Data provided:
— begin —
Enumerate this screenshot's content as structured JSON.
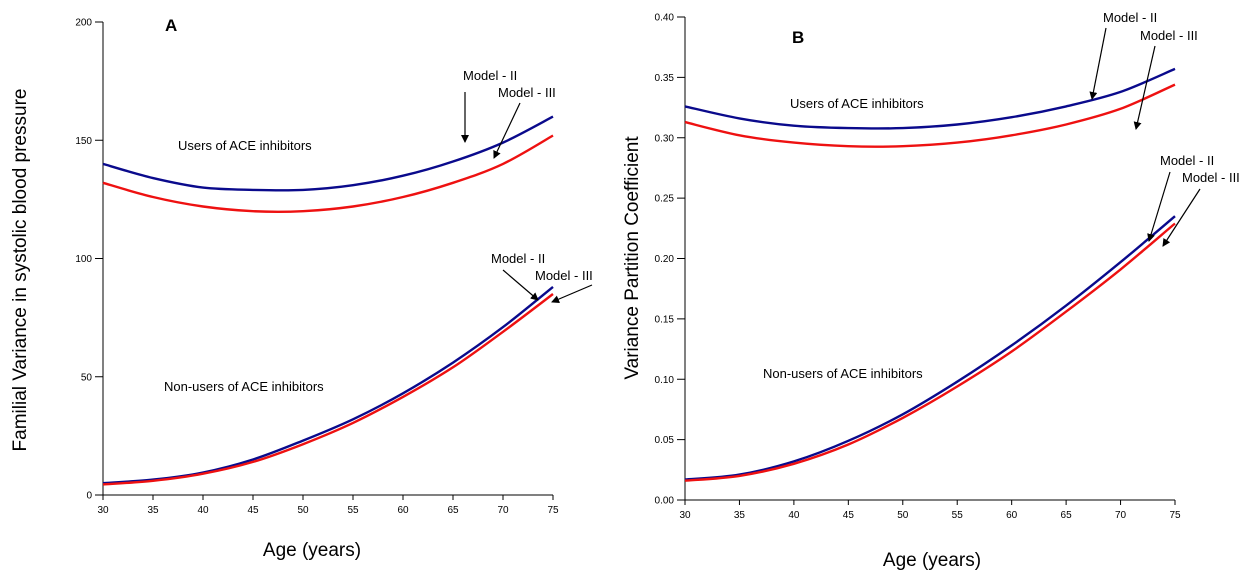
{
  "chart_data": [
    {
      "type": "line",
      "panel_label": "A",
      "xlabel": "Age (years)",
      "ylabel": "Familial Variance in systolic blood pressure",
      "xlim": [
        30,
        75
      ],
      "ylim": [
        0,
        200
      ],
      "x_ticks": [
        "30",
        "35",
        "40",
        "45",
        "50",
        "55",
        "60",
        "65",
        "70",
        "75"
      ],
      "y_ticks": [
        "0",
        "50",
        "100",
        "150",
        "200"
      ],
      "x": [
        30,
        35,
        40,
        45,
        50,
        55,
        60,
        65,
        70,
        75
      ],
      "series": [
        {
          "group": "users",
          "model": "Model - II",
          "color": "#0a0a8c",
          "values": [
            140,
            134,
            130,
            129,
            129,
            131,
            135,
            141,
            149,
            160
          ]
        },
        {
          "group": "users",
          "model": "Model - III",
          "color": "#ee1111",
          "values": [
            132,
            126,
            122,
            120,
            120,
            122,
            126,
            132,
            140,
            152
          ]
        },
        {
          "group": "non-users",
          "model": "Model - II",
          "color": "#0a0a8c",
          "values": [
            5,
            6.5,
            9.5,
            15,
            23,
            32,
            43,
            56,
            71,
            88
          ]
        },
        {
          "group": "non-users",
          "model": "Model - III",
          "color": "#ee1111",
          "values": [
            4.5,
            6,
            9,
            14,
            21.5,
            30.5,
            41.5,
            54,
            69,
            85
          ]
        }
      ],
      "annotations": {
        "users_label": "Users of ACE inhibitors",
        "nonusers_label": "Non-users of ACE inhibitors",
        "users_model2": "Model - II",
        "users_model3": "Model - III",
        "nonusers_model2": "Model - II",
        "nonusers_model3": "Model - III"
      }
    },
    {
      "type": "line",
      "panel_label": "B",
      "xlabel": "Age (years)",
      "ylabel": "Variance Partition Coefficient",
      "xlim": [
        30,
        75
      ],
      "ylim": [
        0,
        0.4
      ],
      "x_ticks": [
        "30",
        "35",
        "40",
        "45",
        "50",
        "55",
        "60",
        "65",
        "70",
        "75"
      ],
      "y_ticks": [
        "0.00",
        "0.05",
        "0.10",
        "0.15",
        "0.20",
        "0.25",
        "0.30",
        "0.35",
        "0.40"
      ],
      "x": [
        30,
        35,
        40,
        45,
        50,
        55,
        60,
        65,
        70,
        75
      ],
      "series": [
        {
          "group": "users",
          "model": "Model - II",
          "color": "#0a0a8c",
          "values": [
            0.326,
            0.316,
            0.31,
            0.308,
            0.308,
            0.311,
            0.317,
            0.326,
            0.338,
            0.357
          ]
        },
        {
          "group": "users",
          "model": "Model - III",
          "color": "#ee1111",
          "values": [
            0.313,
            0.302,
            0.296,
            0.293,
            0.293,
            0.296,
            0.302,
            0.311,
            0.324,
            0.344
          ]
        },
        {
          "group": "non-users",
          "model": "Model - II",
          "color": "#0a0a8c",
          "values": [
            0.017,
            0.021,
            0.032,
            0.049,
            0.071,
            0.098,
            0.128,
            0.161,
            0.197,
            0.235
          ]
        },
        {
          "group": "non-users",
          "model": "Model - III",
          "color": "#ee1111",
          "values": [
            0.016,
            0.02,
            0.03,
            0.046,
            0.068,
            0.094,
            0.123,
            0.156,
            0.191,
            0.229
          ]
        }
      ],
      "annotations": {
        "users_label": "Users of ACE inhibitors",
        "nonusers_label": "Non-users of ACE inhibitors",
        "users_model2": "Model - II",
        "users_model3": "Model - III",
        "nonusers_model2": "Model - II",
        "nonusers_model3": "Model - III"
      }
    }
  ]
}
— end —
Given request: In the copy, include no pictures; restate the listing above exactly.

Output:
Enumerate this screenshot's content as structured JSON.
{
  "chart_data": [
    {
      "type": "line",
      "panel_label": "A",
      "xlabel": "Age (years)",
      "ylabel": "Familial Variance in systolic blood pressure",
      "xlim": [
        30,
        75
      ],
      "ylim": [
        0,
        200
      ],
      "x_ticks": [
        "30",
        "35",
        "40",
        "45",
        "50",
        "55",
        "60",
        "65",
        "70",
        "75"
      ],
      "y_ticks": [
        "0",
        "50",
        "100",
        "150",
        "200"
      ],
      "x": [
        30,
        35,
        40,
        45,
        50,
        55,
        60,
        65,
        70,
        75
      ],
      "series": [
        {
          "group": "users",
          "model": "Model - II",
          "color": "#0a0a8c",
          "values": [
            140,
            134,
            130,
            129,
            129,
            131,
            135,
            141,
            149,
            160
          ]
        },
        {
          "group": "users",
          "model": "Model - III",
          "color": "#ee1111",
          "values": [
            132,
            126,
            122,
            120,
            120,
            122,
            126,
            132,
            140,
            152
          ]
        },
        {
          "group": "non-users",
          "model": "Model - II",
          "color": "#0a0a8c",
          "values": [
            5,
            6.5,
            9.5,
            15,
            23,
            32,
            43,
            56,
            71,
            88
          ]
        },
        {
          "group": "non-users",
          "model": "Model - III",
          "color": "#ee1111",
          "values": [
            4.5,
            6,
            9,
            14,
            21.5,
            30.5,
            41.5,
            54,
            69,
            85
          ]
        }
      ],
      "annotations": {
        "users_label": "Users of ACE inhibitors",
        "nonusers_label": "Non-users of ACE inhibitors",
        "users_model2": "Model - II",
        "users_model3": "Model - III",
        "nonusers_model2": "Model - II",
        "nonusers_model3": "Model - III"
      }
    },
    {
      "type": "line",
      "panel_label": "B",
      "xlabel": "Age (years)",
      "ylabel": "Variance Partition Coefficient",
      "xlim": [
        30,
        75
      ],
      "ylim": [
        0,
        0.4
      ],
      "x_ticks": [
        "30",
        "35",
        "40",
        "45",
        "50",
        "55",
        "60",
        "65",
        "70",
        "75"
      ],
      "y_ticks": [
        "0.00",
        "0.05",
        "0.10",
        "0.15",
        "0.20",
        "0.25",
        "0.30",
        "0.35",
        "0.40"
      ],
      "x": [
        30,
        35,
        40,
        45,
        50,
        55,
        60,
        65,
        70,
        75
      ],
      "series": [
        {
          "group": "users",
          "model": "Model - II",
          "color": "#0a0a8c",
          "values": [
            0.326,
            0.316,
            0.31,
            0.308,
            0.308,
            0.311,
            0.317,
            0.326,
            0.338,
            0.357
          ]
        },
        {
          "group": "users",
          "model": "Model - III",
          "color": "#ee1111",
          "values": [
            0.313,
            0.302,
            0.296,
            0.293,
            0.293,
            0.296,
            0.302,
            0.311,
            0.324,
            0.344
          ]
        },
        {
          "group": "non-users",
          "model": "Model - II",
          "color": "#0a0a8c",
          "values": [
            0.017,
            0.021,
            0.032,
            0.049,
            0.071,
            0.098,
            0.128,
            0.161,
            0.197,
            0.235
          ]
        },
        {
          "group": "non-users",
          "model": "Model - III",
          "color": "#ee1111",
          "values": [
            0.016,
            0.02,
            0.03,
            0.046,
            0.068,
            0.094,
            0.123,
            0.156,
            0.191,
            0.229
          ]
        }
      ],
      "annotations": {
        "users_label": "Users of ACE inhibitors",
        "nonusers_label": "Non-users of ACE inhibitors",
        "users_model2": "Model - II",
        "users_model3": "Model - III",
        "nonusers_model2": "Model - II",
        "nonusers_model3": "Model - III"
      }
    }
  ]
}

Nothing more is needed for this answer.